Given request = Transcribe the material verbatim in full; the pictures do not belong in the copy.

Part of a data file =
▬▬▬▬▬▬▬▬▬▬

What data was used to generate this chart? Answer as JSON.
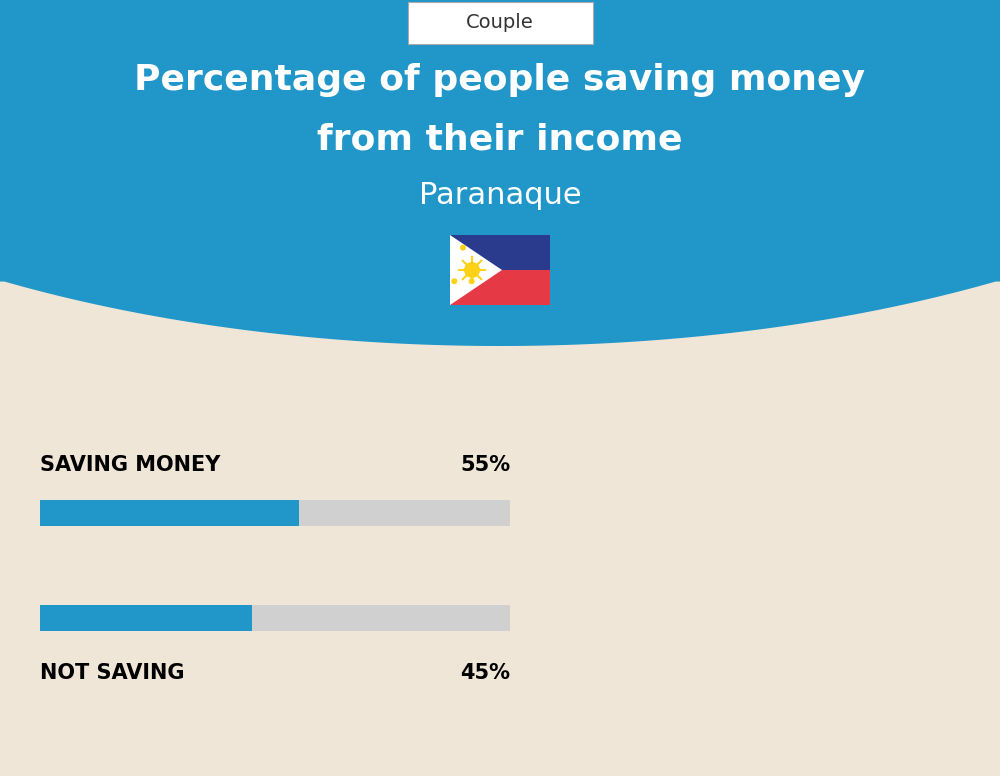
{
  "title_line1": "Percentage of people saving money",
  "title_line2": "from their income",
  "subtitle": "Paranaque",
  "tab_label": "Couple",
  "bg_color": "#F0E6D8",
  "header_bg_color": "#2196C9",
  "bar_color": "#2196C9",
  "bar_bg_color": "#D0D0D0",
  "categories": [
    "SAVING MONEY",
    "NOT SAVING"
  ],
  "values": [
    55,
    45
  ],
  "value_labels": [
    "55%",
    "45%"
  ],
  "bar_label_color": "#000000",
  "title_color": "#FFFFFF",
  "subtitle_color": "#FFFFFF",
  "tab_text_color": "#333333",
  "fig_width": 10.0,
  "fig_height": 7.76,
  "dpi": 100
}
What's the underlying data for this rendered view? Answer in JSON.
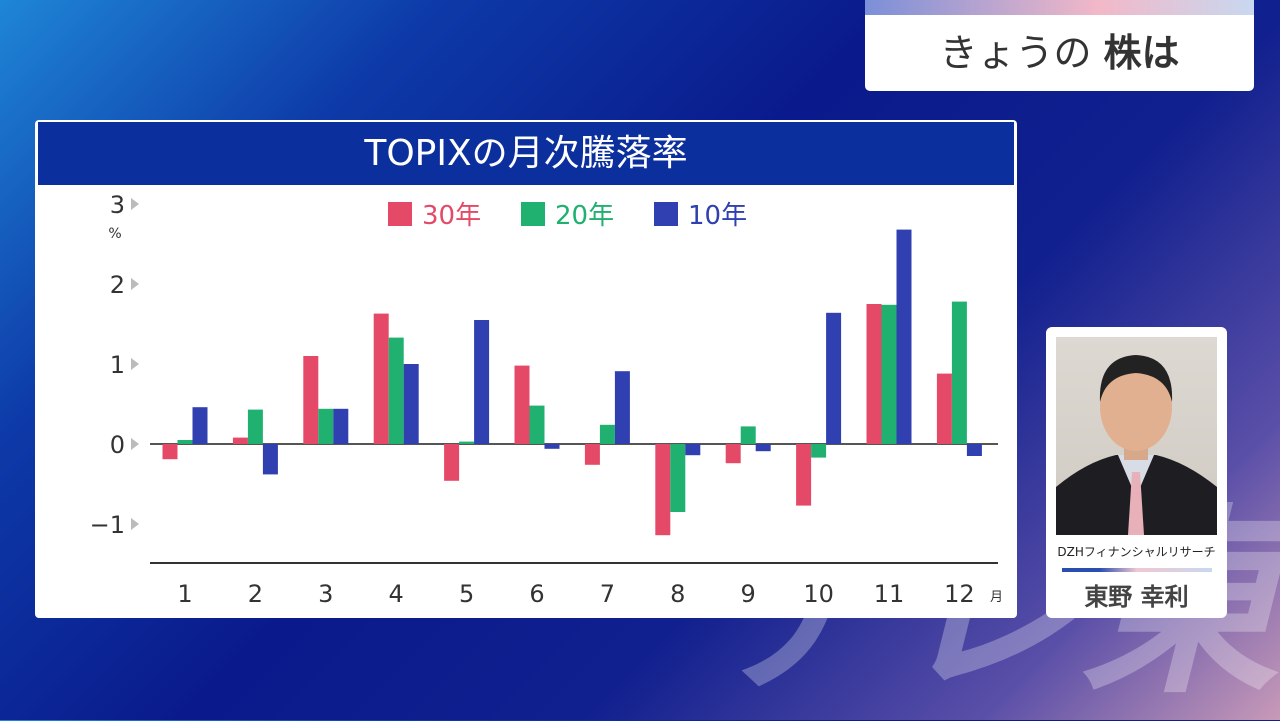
{
  "watermark": "テレ東",
  "top_card": {
    "prefix": "きょうの ",
    "bold": "株は"
  },
  "chart_data": {
    "type": "bar",
    "title": "TOPIXの月次騰落率",
    "ylabel": "%",
    "xlabel_unit": "月",
    "categories": [
      "1",
      "2",
      "3",
      "4",
      "5",
      "6",
      "7",
      "8",
      "9",
      "10",
      "11",
      "12"
    ],
    "yticks": [
      "3",
      "2",
      "1",
      "0",
      "−1"
    ],
    "ylim": [
      -1.5,
      3
    ],
    "legend_position": "top-center",
    "series": [
      {
        "name": "30年",
        "color": "#e44a68",
        "values": [
          -0.19,
          0.08,
          1.1,
          1.63,
          -0.46,
          0.98,
          -0.26,
          -1.14,
          -0.24,
          -0.77,
          1.75,
          0.88
        ]
      },
      {
        "name": "20年",
        "color": "#20b070",
        "values": [
          0.05,
          0.43,
          0.44,
          1.33,
          0.03,
          0.48,
          0.24,
          -0.85,
          0.22,
          -0.17,
          1.74,
          1.78
        ]
      },
      {
        "name": "10年",
        "color": "#3040b0",
        "values": [
          0.46,
          -0.38,
          0.44,
          1.0,
          1.55,
          -0.06,
          0.91,
          -0.14,
          -0.09,
          1.64,
          2.68,
          -0.15
        ]
      }
    ]
  },
  "person": {
    "org": "DZHフィナンシャルリサーチ",
    "name": "東野 幸利"
  }
}
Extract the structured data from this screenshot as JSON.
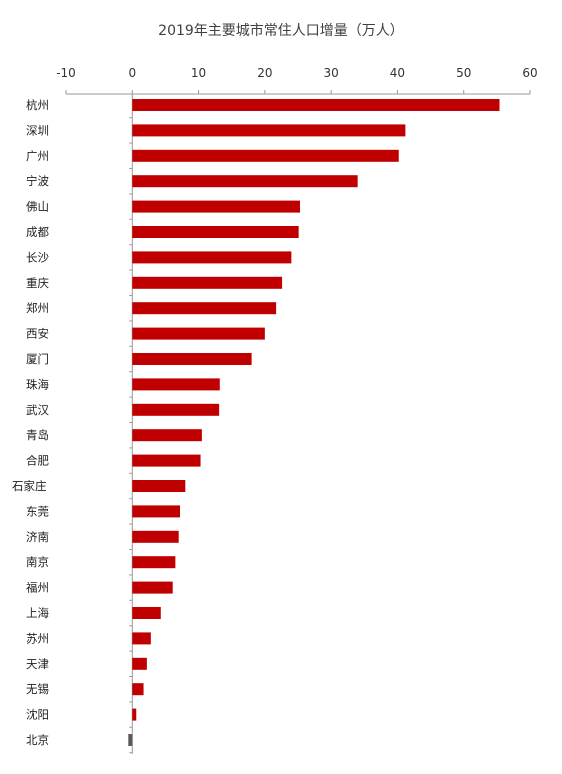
{
  "chart_data": {
    "type": "bar",
    "orientation": "horizontal",
    "title": "2019年主要城市常住人口增量（万人）",
    "xlabel": "",
    "ylabel": "",
    "xlim": [
      -10,
      60
    ],
    "x_ticks": [
      -10,
      0,
      10,
      20,
      30,
      40,
      50,
      60
    ],
    "x_tick_labels": [
      "-10",
      "0",
      "10",
      "20",
      "30",
      "40",
      "50",
      "60"
    ],
    "axis_position": "top",
    "grid": false,
    "legend": false,
    "bar_color": "#C00000",
    "categories": [
      "杭州",
      "深圳",
      "广州",
      "宁波",
      "佛山",
      "成都",
      "长沙",
      "重庆",
      "郑州",
      "西安",
      "厦门",
      "珠海",
      "武汉",
      "青岛",
      "合肥",
      "石家庄",
      "东莞",
      "济南",
      "南京",
      "福州",
      "上海",
      "苏州",
      "天津",
      "无锡",
      "沈阳",
      "北京"
    ],
    "values": [
      55.4,
      41.2,
      40.2,
      34.0,
      25.3,
      25.1,
      24.0,
      22.6,
      21.7,
      20.0,
      18.0,
      13.2,
      13.1,
      10.5,
      10.3,
      8.0,
      7.2,
      7.0,
      6.5,
      6.1,
      4.3,
      2.8,
      2.2,
      1.7,
      0.6,
      -0.6
    ]
  }
}
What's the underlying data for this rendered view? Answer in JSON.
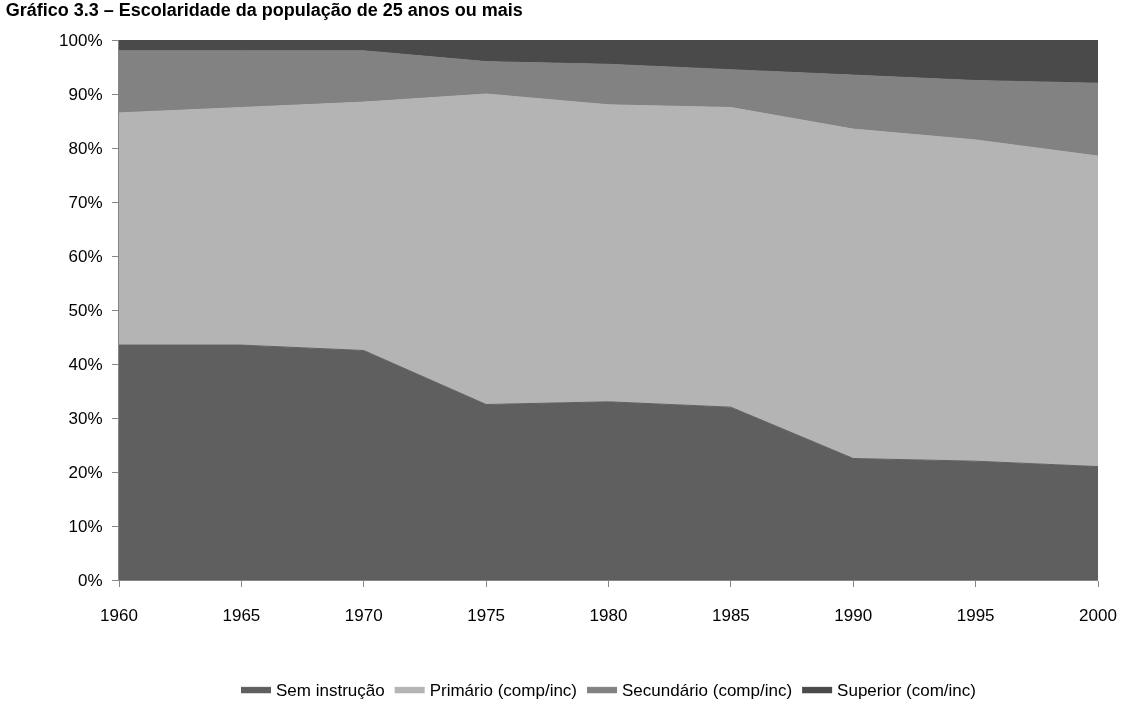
{
  "chart_data": {
    "type": "area",
    "stacked": true,
    "title": "Gráfico 3.3 – Escolaridade da população de 25 anos ou mais",
    "x": [
      1960,
      1965,
      1970,
      1975,
      1980,
      1985,
      1990,
      1995,
      2000
    ],
    "series": [
      {
        "name": "Sem instrução",
        "color": "#5f5f5f",
        "values": [
          43.5,
          43.5,
          42.5,
          32.5,
          33,
          32,
          22.5,
          22,
          21
        ]
      },
      {
        "name": "Primário (comp/inc)",
        "color": "#b4b4b4",
        "values": [
          43,
          44,
          46,
          57.5,
          55,
          55.5,
          61,
          59.5,
          57.5
        ]
      },
      {
        "name": "Secundário (comp/inc)",
        "color": "#828282",
        "values": [
          11.5,
          10.5,
          9.5,
          6,
          7.5,
          7,
          10,
          11,
          13.5
        ]
      },
      {
        "name": "Superior (com/inc)",
        "color": "#4a4a4a",
        "values": [
          2,
          2,
          2,
          4,
          4.5,
          5.5,
          6.5,
          7.5,
          8
        ]
      }
    ],
    "xlim": [
      1960,
      2000
    ],
    "xticks": [
      1960,
      1965,
      1970,
      1975,
      1980,
      1985,
      1990,
      1995,
      2000
    ],
    "ylim": [
      0,
      100
    ],
    "yticks": [
      {
        "value": 0,
        "label": "0%"
      },
      {
        "value": 10,
        "label": "10%"
      },
      {
        "value": 20,
        "label": "20%"
      },
      {
        "value": 30,
        "label": "30%"
      },
      {
        "value": 40,
        "label": "40%"
      },
      {
        "value": 50,
        "label": "50%"
      },
      {
        "value": 60,
        "label": "60%"
      },
      {
        "value": 70,
        "label": "70%"
      },
      {
        "value": 80,
        "label": "80%"
      },
      {
        "value": 90,
        "label": "90%"
      },
      {
        "value": 100,
        "label": "100%"
      }
    ],
    "legend": "bottom",
    "marker": "none"
  }
}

▬▬▬▬▬▬▬▬▬▬

Written reply =
What data was used to generate this chart? Answer as JSON.
{
  "title_line1": "Percentage of people saving money",
  "title_line2": "from their income",
  "subtitle": "Paranaque",
  "tab_label": "Couple",
  "bg_color": "#F0E6D8",
  "header_bg_color": "#2196C9",
  "bar_color": "#2196C9",
  "bar_bg_color": "#D0D0D0",
  "categories": [
    "SAVING MONEY",
    "NOT SAVING"
  ],
  "values": [
    55,
    45
  ],
  "value_labels": [
    "55%",
    "45%"
  ],
  "bar_label_color": "#000000",
  "title_color": "#FFFFFF",
  "subtitle_color": "#FFFFFF",
  "tab_text_color": "#333333",
  "fig_width": 10.0,
  "fig_height": 7.76,
  "dpi": 100
}
What's the underlying data for this rendered view? Answer in JSON.
{
  "watermark": "テレ東",
  "top_card": {
    "prefix": "きょうの ",
    "bold": "株は"
  },
  "chart_data": {
    "type": "bar",
    "title": "TOPIXの月次騰落率",
    "ylabel": "%",
    "xlabel_unit": "月",
    "categories": [
      "1",
      "2",
      "3",
      "4",
      "5",
      "6",
      "7",
      "8",
      "9",
      "10",
      "11",
      "12"
    ],
    "yticks": [
      "3",
      "2",
      "1",
      "0",
      "−1"
    ],
    "ylim": [
      -1.5,
      3
    ],
    "legend_position": "top-center",
    "series": [
      {
        "name": "30年",
        "color": "#e44a68",
        "values": [
          -0.19,
          0.08,
          1.1,
          1.63,
          -0.46,
          0.98,
          -0.26,
          -1.14,
          -0.24,
          -0.77,
          1.75,
          0.88
        ]
      },
      {
        "name": "20年",
        "color": "#20b070",
        "values": [
          0.05,
          0.43,
          0.44,
          1.33,
          0.03,
          0.48,
          0.24,
          -0.85,
          0.22,
          -0.17,
          1.74,
          1.78
        ]
      },
      {
        "name": "10年",
        "color": "#3040b0",
        "values": [
          0.46,
          -0.38,
          0.44,
          1.0,
          1.55,
          -0.06,
          0.91,
          -0.14,
          -0.09,
          1.64,
          2.68,
          -0.15
        ]
      }
    ]
  },
  "person": {
    "org": "DZHフィナンシャルリサーチ",
    "name": "東野 幸利"
  }
}
Extract the structured data from this screenshot as JSON.
{
  "chart_data": {
    "type": "bar",
    "orientation": "horizontal",
    "title": "2019年主要城市常住人口增量（万人）",
    "xlabel": "",
    "ylabel": "",
    "xlim": [
      -10,
      60
    ],
    "x_ticks": [
      -10,
      0,
      10,
      20,
      30,
      40,
      50,
      60
    ],
    "x_tick_labels": [
      "-10",
      "0",
      "10",
      "20",
      "30",
      "40",
      "50",
      "60"
    ],
    "axis_position": "top",
    "grid": false,
    "legend": false,
    "bar_color": "#C00000",
    "categories": [
      "杭州",
      "深圳",
      "广州",
      "宁波",
      "佛山",
      "成都",
      "长沙",
      "重庆",
      "郑州",
      "西安",
      "厦门",
      "珠海",
      "武汉",
      "青岛",
      "合肥",
      "石家庄",
      "东莞",
      "济南",
      "南京",
      "福州",
      "上海",
      "苏州",
      "天津",
      "无锡",
      "沈阳",
      "北京"
    ],
    "values": [
      55.4,
      41.2,
      40.2,
      34.0,
      25.3,
      25.1,
      24.0,
      22.6,
      21.7,
      20.0,
      18.0,
      13.2,
      13.1,
      10.5,
      10.3,
      8.0,
      7.2,
      7.0,
      6.5,
      6.1,
      4.3,
      2.8,
      2.2,
      1.7,
      0.6,
      -0.6
    ]
  }
}
What's the underlying data for this rendered view? Answer in JSON.
{
  "chart_data": {
    "type": "area",
    "stacked": true,
    "title": "Gráfico 3.3 – Escolaridade da população de 25 anos ou mais",
    "x": [
      1960,
      1965,
      1970,
      1975,
      1980,
      1985,
      1990,
      1995,
      2000
    ],
    "series": [
      {
        "name": "Sem instrução",
        "color": "#5f5f5f",
        "values": [
          43.5,
          43.5,
          42.5,
          32.5,
          33,
          32,
          22.5,
          22,
          21
        ]
      },
      {
        "name": "Primário (comp/inc)",
        "color": "#b4b4b4",
        "values": [
          43,
          44,
          46,
          57.5,
          55,
          55.5,
          61,
          59.5,
          57.5
        ]
      },
      {
        "name": "Secundário (comp/inc)",
        "color": "#828282",
        "values": [
          11.5,
          10.5,
          9.5,
          6,
          7.5,
          7,
          10,
          11,
          13.5
        ]
      },
      {
        "name": "Superior (com/inc)",
        "color": "#4a4a4a",
        "values": [
          2,
          2,
          2,
          4,
          4.5,
          5.5,
          6.5,
          7.5,
          8
        ]
      }
    ],
    "xlim": [
      1960,
      2000
    ],
    "xticks": [
      1960,
      1965,
      1970,
      1975,
      1980,
      1985,
      1990,
      1995,
      2000
    ],
    "ylim": [
      0,
      100
    ],
    "yticks": [
      {
        "value": 0,
        "label": "0%"
      },
      {
        "value": 10,
        "label": "10%"
      },
      {
        "value": 20,
        "label": "20%"
      },
      {
        "value": 30,
        "label": "30%"
      },
      {
        "value": 40,
        "label": "40%"
      },
      {
        "value": 50,
        "label": "50%"
      },
      {
        "value": 60,
        "label": "60%"
      },
      {
        "value": 70,
        "label": "70%"
      },
      {
        "value": 80,
        "label": "80%"
      },
      {
        "value": 90,
        "label": "90%"
      },
      {
        "value": 100,
        "label": "100%"
      }
    ],
    "legend": "bottom",
    "marker": "none"
  }
}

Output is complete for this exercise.